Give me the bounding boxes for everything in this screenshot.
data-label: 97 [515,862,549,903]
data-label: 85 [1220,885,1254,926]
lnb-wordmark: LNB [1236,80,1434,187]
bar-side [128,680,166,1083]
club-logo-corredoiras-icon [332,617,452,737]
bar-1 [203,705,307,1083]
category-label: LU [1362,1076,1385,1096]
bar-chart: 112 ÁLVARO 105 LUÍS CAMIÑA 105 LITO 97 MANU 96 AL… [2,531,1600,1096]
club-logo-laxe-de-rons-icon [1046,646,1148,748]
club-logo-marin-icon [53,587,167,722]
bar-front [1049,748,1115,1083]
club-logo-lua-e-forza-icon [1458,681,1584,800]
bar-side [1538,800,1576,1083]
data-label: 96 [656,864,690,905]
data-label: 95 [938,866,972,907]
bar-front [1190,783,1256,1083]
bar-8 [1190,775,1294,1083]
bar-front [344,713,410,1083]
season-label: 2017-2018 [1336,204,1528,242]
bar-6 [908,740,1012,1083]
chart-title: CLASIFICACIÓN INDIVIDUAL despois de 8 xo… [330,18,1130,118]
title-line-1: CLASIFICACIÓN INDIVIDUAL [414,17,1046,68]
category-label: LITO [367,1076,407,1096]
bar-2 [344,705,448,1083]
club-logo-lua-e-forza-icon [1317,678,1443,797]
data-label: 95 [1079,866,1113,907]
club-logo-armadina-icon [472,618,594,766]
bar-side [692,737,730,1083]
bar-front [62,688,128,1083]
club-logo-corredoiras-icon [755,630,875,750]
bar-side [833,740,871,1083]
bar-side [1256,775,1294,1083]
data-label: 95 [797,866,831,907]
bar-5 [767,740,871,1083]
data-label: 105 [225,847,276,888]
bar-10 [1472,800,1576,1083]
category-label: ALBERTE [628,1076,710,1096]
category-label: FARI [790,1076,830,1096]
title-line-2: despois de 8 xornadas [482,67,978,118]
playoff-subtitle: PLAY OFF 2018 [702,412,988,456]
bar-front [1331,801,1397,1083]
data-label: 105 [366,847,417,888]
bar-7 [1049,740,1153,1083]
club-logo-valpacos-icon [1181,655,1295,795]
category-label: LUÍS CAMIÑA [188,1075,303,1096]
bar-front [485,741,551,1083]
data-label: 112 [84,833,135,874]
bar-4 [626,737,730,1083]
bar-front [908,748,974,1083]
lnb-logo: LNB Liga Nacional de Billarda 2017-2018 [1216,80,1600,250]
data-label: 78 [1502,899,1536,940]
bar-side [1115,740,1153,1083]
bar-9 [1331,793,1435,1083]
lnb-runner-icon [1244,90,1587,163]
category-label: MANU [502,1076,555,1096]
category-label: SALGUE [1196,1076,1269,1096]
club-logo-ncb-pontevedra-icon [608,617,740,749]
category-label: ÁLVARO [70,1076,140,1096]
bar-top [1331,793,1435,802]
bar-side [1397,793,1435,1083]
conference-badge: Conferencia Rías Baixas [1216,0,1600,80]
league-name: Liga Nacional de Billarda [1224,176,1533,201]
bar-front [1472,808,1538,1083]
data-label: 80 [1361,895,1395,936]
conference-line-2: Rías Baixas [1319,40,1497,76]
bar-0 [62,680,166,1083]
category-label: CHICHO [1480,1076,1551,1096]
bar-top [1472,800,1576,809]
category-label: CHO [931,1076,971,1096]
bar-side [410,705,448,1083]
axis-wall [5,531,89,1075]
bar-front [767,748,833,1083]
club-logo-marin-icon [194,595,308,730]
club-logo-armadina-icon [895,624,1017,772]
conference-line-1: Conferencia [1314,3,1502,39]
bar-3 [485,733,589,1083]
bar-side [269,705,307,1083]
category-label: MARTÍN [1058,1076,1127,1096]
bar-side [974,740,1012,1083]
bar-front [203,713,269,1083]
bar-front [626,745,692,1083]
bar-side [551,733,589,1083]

◆ ◆ ◆ ◆ ◆ ◆ ◆

- WORK TO DO -
Reproduce all the records above, substituting "value-label" for every occurrence of "data-label" and leaving everything else unchanged.

- RESPONSE FOR THIS EXERCISE -
Give me the bounding boxes for everything in this screenshot.
value-label: 97 [515,862,549,903]
value-label: 85 [1220,885,1254,926]
lnb-wordmark: LNB [1236,80,1434,187]
bar-side [128,680,166,1083]
club-logo-corredoiras-icon [332,617,452,737]
bar-1 [203,705,307,1083]
category-label: LU [1362,1076,1385,1096]
bar-chart: 112 ÁLVARO 105 LUÍS CAMIÑA 105 LITO 97 MANU 96 AL… [2,531,1600,1096]
club-logo-laxe-de-rons-icon [1046,646,1148,748]
club-logo-marin-icon [53,587,167,722]
bar-front [1049,748,1115,1083]
club-logo-lua-e-forza-icon [1458,681,1584,800]
bar-side [1538,800,1576,1083]
value-label: 96 [656,864,690,905]
value-label: 95 [938,866,972,907]
bar-front [1190,783,1256,1083]
bar-8 [1190,775,1294,1083]
bar-front [344,713,410,1083]
season-label: 2017-2018 [1336,204,1528,242]
bar-6 [908,740,1012,1083]
chart-title: CLASIFICACIÓN INDIVIDUAL despois de 8 xo… [330,18,1130,118]
title-line-1: CLASIFICACIÓN INDIVIDUAL [414,17,1046,68]
category-label: LITO [367,1076,407,1096]
bar-2 [344,705,448,1083]
club-logo-lua-e-forza-icon [1317,678,1443,797]
value-label: 95 [1079,866,1113,907]
club-logo-armadina-icon [472,618,594,766]
bar-side [692,737,730,1083]
bar-front [62,688,128,1083]
club-logo-corredoiras-icon [755,630,875,750]
bar-side [833,740,871,1083]
bar-side [1256,775,1294,1083]
value-label: 95 [797,866,831,907]
bar-5 [767,740,871,1083]
value-label: 105 [225,847,276,888]
bar-10 [1472,800,1576,1083]
category-label: ALBERTE [628,1076,710,1096]
category-label: FARI [790,1076,830,1096]
title-line-2: despois de 8 xornadas [482,67,978,118]
playoff-subtitle: PLAY OFF 2018 [702,412,988,456]
bar-front [1331,801,1397,1083]
value-label: 105 [366,847,417,888]
bar-7 [1049,740,1153,1083]
club-logo-valpacos-icon [1181,655,1295,795]
category-label: LUÍS CAMIÑA [188,1075,303,1096]
bar-front [485,741,551,1083]
value-label: 112 [84,833,135,874]
bar-4 [626,737,730,1083]
bar-front [908,748,974,1083]
lnb-logo: LNB Liga Nacional de Billarda 2017-2018 [1216,80,1600,250]
value-label: 78 [1502,899,1536,940]
bar-side [1115,740,1153,1083]
bar-9 [1331,793,1435,1083]
lnb-runner-icon [1244,90,1587,163]
category-label: MANU [502,1076,555,1096]
category-label: SALGUE [1196,1076,1269,1096]
club-logo-ncb-pontevedra-icon [608,617,740,749]
category-label: ÁLVARO [70,1076,140,1096]
bar-top [1331,793,1435,802]
bar-side [1397,793,1435,1083]
conference-badge: Conferencia Rías Baixas [1216,0,1600,80]
league-name: Liga Nacional de Billarda [1224,176,1533,201]
bar-front [1472,808,1538,1083]
value-label: 80 [1361,895,1395,936]
conference-line-2: Rías Baixas [1319,40,1497,76]
bar-0 [62,680,166,1083]
category-label: CHICHO [1480,1076,1551,1096]
bar-top [1472,800,1576,809]
category-label: CHO [931,1076,971,1096]
bar-side [410,705,448,1083]
axis-wall [5,531,89,1075]
bar-front [767,748,833,1083]
club-logo-marin-icon [194,595,308,730]
club-logo-armadina-icon [895,624,1017,772]
conference-line-1: Conferencia [1314,3,1502,39]
bar-3 [485,733,589,1083]
bar-side [269,705,307,1083]
category-label: MARTÍN [1058,1076,1127,1096]
bar-side [974,740,1012,1083]
bar-front [203,713,269,1083]
bar-front [626,745,692,1083]
bar-side [551,733,589,1083]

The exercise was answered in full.